:: SUPPLIED MATERIAL

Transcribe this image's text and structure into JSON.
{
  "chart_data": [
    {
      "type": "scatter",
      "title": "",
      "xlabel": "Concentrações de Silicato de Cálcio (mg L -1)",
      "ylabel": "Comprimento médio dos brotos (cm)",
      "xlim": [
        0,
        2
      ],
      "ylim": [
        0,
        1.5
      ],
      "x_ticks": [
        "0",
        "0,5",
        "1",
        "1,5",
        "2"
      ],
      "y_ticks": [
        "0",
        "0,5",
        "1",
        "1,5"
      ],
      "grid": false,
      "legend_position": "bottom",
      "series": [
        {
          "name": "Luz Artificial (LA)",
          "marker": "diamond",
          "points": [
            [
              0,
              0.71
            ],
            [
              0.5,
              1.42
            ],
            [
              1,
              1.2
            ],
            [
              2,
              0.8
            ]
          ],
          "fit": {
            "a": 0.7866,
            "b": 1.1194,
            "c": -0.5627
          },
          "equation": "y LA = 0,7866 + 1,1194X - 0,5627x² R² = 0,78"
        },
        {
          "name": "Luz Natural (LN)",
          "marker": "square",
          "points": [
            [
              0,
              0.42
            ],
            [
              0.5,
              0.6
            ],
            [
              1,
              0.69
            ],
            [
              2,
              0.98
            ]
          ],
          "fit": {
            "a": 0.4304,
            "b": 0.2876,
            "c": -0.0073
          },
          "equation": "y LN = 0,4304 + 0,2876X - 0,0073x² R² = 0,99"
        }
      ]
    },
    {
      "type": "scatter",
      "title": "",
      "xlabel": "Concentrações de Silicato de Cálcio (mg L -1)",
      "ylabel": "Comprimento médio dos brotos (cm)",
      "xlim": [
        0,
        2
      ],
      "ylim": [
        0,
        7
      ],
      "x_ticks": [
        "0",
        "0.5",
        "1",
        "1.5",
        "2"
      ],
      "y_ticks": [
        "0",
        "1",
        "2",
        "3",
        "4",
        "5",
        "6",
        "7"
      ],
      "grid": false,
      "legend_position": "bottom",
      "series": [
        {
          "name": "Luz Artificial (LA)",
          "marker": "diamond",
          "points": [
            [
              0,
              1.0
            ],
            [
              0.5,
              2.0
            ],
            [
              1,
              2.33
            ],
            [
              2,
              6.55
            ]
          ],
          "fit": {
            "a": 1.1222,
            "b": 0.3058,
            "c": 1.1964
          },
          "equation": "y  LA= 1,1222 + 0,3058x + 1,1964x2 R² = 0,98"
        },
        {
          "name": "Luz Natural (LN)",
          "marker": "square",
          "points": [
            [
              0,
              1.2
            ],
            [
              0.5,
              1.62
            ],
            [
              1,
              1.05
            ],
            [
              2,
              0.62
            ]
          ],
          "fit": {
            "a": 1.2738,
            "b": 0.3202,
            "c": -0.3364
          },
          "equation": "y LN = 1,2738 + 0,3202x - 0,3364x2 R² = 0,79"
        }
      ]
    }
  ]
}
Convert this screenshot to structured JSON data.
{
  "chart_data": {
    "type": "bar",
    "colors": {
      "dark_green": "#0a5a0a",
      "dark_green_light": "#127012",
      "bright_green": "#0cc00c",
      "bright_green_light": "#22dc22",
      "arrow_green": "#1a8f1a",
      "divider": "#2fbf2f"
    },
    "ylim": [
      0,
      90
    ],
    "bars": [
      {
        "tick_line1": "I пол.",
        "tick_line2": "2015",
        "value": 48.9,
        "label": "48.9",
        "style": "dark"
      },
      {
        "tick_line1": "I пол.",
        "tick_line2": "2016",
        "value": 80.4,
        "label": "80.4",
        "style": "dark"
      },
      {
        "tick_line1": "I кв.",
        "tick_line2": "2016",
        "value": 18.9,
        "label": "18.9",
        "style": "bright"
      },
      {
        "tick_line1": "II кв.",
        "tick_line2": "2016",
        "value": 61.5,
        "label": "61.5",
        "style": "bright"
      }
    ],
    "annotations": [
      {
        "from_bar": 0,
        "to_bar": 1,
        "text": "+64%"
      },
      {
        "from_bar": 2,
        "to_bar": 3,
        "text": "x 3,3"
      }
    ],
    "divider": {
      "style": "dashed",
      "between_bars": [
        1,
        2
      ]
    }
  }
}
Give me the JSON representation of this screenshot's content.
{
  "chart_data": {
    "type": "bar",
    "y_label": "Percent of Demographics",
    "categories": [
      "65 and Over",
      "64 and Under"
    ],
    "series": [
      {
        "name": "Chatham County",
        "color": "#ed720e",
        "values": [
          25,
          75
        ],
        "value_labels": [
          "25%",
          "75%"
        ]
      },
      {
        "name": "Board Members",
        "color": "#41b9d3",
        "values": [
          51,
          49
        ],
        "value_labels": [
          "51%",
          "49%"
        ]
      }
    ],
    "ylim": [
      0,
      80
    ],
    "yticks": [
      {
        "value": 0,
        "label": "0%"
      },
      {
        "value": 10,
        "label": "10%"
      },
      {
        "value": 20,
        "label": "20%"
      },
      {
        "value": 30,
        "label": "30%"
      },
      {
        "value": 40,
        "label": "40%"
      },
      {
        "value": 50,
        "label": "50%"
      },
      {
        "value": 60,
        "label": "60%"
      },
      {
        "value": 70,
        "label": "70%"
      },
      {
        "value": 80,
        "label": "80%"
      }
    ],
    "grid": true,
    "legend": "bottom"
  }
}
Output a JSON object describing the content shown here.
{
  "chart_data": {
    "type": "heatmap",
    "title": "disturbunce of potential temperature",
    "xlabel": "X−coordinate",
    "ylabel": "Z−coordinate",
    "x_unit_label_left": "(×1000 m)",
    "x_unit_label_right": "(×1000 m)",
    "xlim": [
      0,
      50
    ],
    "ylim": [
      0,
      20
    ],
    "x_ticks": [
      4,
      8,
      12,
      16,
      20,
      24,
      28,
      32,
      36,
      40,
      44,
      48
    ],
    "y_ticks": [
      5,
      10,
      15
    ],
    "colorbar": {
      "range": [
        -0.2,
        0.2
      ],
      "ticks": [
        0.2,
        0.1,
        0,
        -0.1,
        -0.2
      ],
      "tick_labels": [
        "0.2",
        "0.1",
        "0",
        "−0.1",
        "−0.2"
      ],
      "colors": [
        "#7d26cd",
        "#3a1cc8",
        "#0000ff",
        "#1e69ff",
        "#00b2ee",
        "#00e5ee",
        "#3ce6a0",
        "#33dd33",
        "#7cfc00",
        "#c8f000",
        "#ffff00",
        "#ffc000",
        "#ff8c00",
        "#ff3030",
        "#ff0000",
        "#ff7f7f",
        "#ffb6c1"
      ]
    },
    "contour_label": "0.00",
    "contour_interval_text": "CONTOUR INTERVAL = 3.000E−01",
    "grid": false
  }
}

::::

CHALLENGE: Quote all the records. Keep every word exact.

COMPLETE RESPONSE:
Transcribe this image's text and structure into JSON.
{
  "chart_data": [
    {
      "type": "scatter",
      "title": "",
      "xlabel": "Concentrações de Silicato de Cálcio (mg L -1)",
      "ylabel": "Comprimento médio dos brotos (cm)",
      "xlim": [
        0,
        2
      ],
      "ylim": [
        0,
        1.5
      ],
      "x_ticks": [
        "0",
        "0,5",
        "1",
        "1,5",
        "2"
      ],
      "y_ticks": [
        "0",
        "0,5",
        "1",
        "1,5"
      ],
      "grid": false,
      "legend_position": "bottom",
      "series": [
        {
          "name": "Luz Artificial (LA)",
          "marker": "diamond",
          "points": [
            [
              0,
              0.71
            ],
            [
              0.5,
              1.42
            ],
            [
              1,
              1.2
            ],
            [
              2,
              0.8
            ]
          ],
          "fit": {
            "a": 0.7866,
            "b": 1.1194,
            "c": -0.5627
          },
          "equation": "y LA = 0,7866 + 1,1194X - 0,5627x² R² = 0,78"
        },
        {
          "name": "Luz Natural (LN)",
          "marker": "square",
          "points": [
            [
              0,
              0.42
            ],
            [
              0.5,
              0.6
            ],
            [
              1,
              0.69
            ],
            [
              2,
              0.98
            ]
          ],
          "fit": {
            "a": 0.4304,
            "b": 0.2876,
            "c": -0.0073
          },
          "equation": "y LN = 0,4304 + 0,2876X - 0,0073x² R² = 0,99"
        }
      ]
    },
    {
      "type": "scatter",
      "title": "",
      "xlabel": "Concentrações de Silicato de Cálcio (mg L -1)",
      "ylabel": "Comprimento médio dos brotos (cm)",
      "xlim": [
        0,
        2
      ],
      "ylim": [
        0,
        7
      ],
      "x_ticks": [
        "0",
        "0.5",
        "1",
        "1.5",
        "2"
      ],
      "y_ticks": [
        "0",
        "1",
        "2",
        "3",
        "4",
        "5",
        "6",
        "7"
      ],
      "grid": false,
      "legend_position": "bottom",
      "series": [
        {
          "name": "Luz Artificial (LA)",
          "marker": "diamond",
          "points": [
            [
              0,
              1.0
            ],
            [
              0.5,
              2.0
            ],
            [
              1,
              2.33
            ],
            [
              2,
              6.55
            ]
          ],
          "fit": {
            "a": 1.1222,
            "b": 0.3058,
            "c": 1.1964
          },
          "equation": "y  LA= 1,1222 + 0,3058x + 1,1964x2 R² = 0,98"
        },
        {
          "name": "Luz Natural (LN)",
          "marker": "square",
          "points": [
            [
              0,
              1.2
            ],
            [
              0.5,
              1.62
            ],
            [
              1,
              1.05
            ],
            [
              2,
              0.62
            ]
          ],
          "fit": {
            "a": 1.2738,
            "b": 0.3202,
            "c": -0.3364
          },
          "equation": "y LN = 1,2738 + 0,3202x - 0,3364x2 R² = 0,79"
        }
      ]
    }
  ]
}
Convert this screenshot to structured JSON data.
{
  "chart_data": {
    "type": "bar",
    "colors": {
      "dark_green": "#0a5a0a",
      "dark_green_light": "#127012",
      "bright_green": "#0cc00c",
      "bright_green_light": "#22dc22",
      "arrow_green": "#1a8f1a",
      "divider": "#2fbf2f"
    },
    "ylim": [
      0,
      90
    ],
    "bars": [
      {
        "tick_line1": "I пол.",
        "tick_line2": "2015",
        "value": 48.9,
        "label": "48.9",
        "style": "dark"
      },
      {
        "tick_line1": "I пол.",
        "tick_line2": "2016",
        "value": 80.4,
        "label": "80.4",
        "style": "dark"
      },
      {
        "tick_line1": "I кв.",
        "tick_line2": "2016",
        "value": 18.9,
        "label": "18.9",
        "style": "bright"
      },
      {
        "tick_line1": "II кв.",
        "tick_line2": "2016",
        "value": 61.5,
        "label": "61.5",
        "style": "bright"
      }
    ],
    "annotations": [
      {
        "from_bar": 0,
        "to_bar": 1,
        "text": "+64%"
      },
      {
        "from_bar": 2,
        "to_bar": 3,
        "text": "x 3,3"
      }
    ],
    "divider": {
      "style": "dashed",
      "between_bars": [
        1,
        2
      ]
    }
  }
}
Give me the JSON representation of this screenshot's content.
{
  "chart_data": {
    "type": "bar",
    "y_label": "Percent of Demographics",
    "categories": [
      "65 and Over",
      "64 and Under"
    ],
    "series": [
      {
        "name": "Chatham County",
        "color": "#ed720e",
        "values": [
          25,
          75
        ],
        "value_labels": [
          "25%",
          "75%"
        ]
      },
      {
        "name": "Board Members",
        "color": "#41b9d3",
        "values": [
          51,
          49
        ],
        "value_labels": [
          "51%",
          "49%"
        ]
      }
    ],
    "ylim": [
      0,
      80
    ],
    "yticks": [
      {
        "value": 0,
        "label": "0%"
      },
      {
        "value": 10,
        "label": "10%"
      },
      {
        "value": 20,
        "label": "20%"
      },
      {
        "value": 30,
        "label": "30%"
      },
      {
        "value": 40,
        "label": "40%"
      },
      {
        "value": 50,
        "label": "50%"
      },
      {
        "value": 60,
        "label": "60%"
      },
      {
        "value": 70,
        "label": "70%"
      },
      {
        "value": 80,
        "label": "80%"
      }
    ],
    "grid": true,
    "legend": "bottom"
  }
}
Output a JSON object describing the content shown here.
{
  "chart_data": {
    "type": "heatmap",
    "title": "disturbunce of potential temperature",
    "xlabel": "X−coordinate",
    "ylabel": "Z−coordinate",
    "x_unit_label_left": "(×1000 m)",
    "x_unit_label_right": "(×1000 m)",
    "xlim": [
      0,
      50
    ],
    "ylim": [
      0,
      20
    ],
    "x_ticks": [
      4,
      8,
      12,
      16,
      20,
      24,
      28,
      32,
      36,
      40,
      44,
      48
    ],
    "y_ticks": [
      5,
      10,
      15
    ],
    "colorbar": {
      "range": [
        -0.2,
        0.2
      ],
      "ticks": [
        0.2,
        0.1,
        0,
        -0.1,
        -0.2
      ],
      "tick_labels": [
        "0.2",
        "0.1",
        "0",
        "−0.1",
        "−0.2"
      ],
      "colors": [
        "#7d26cd",
        "#3a1cc8",
        "#0000ff",
        "#1e69ff",
        "#00b2ee",
        "#00e5ee",
        "#3ce6a0",
        "#33dd33",
        "#7cfc00",
        "#c8f000",
        "#ffff00",
        "#ffc000",
        "#ff8c00",
        "#ff3030",
        "#ff0000",
        "#ff7f7f",
        "#ffb6c1"
      ]
    },
    "contour_label": "0.00",
    "contour_interval_text": "CONTOUR INTERVAL = 3.000E−01",
    "grid": false
  }
}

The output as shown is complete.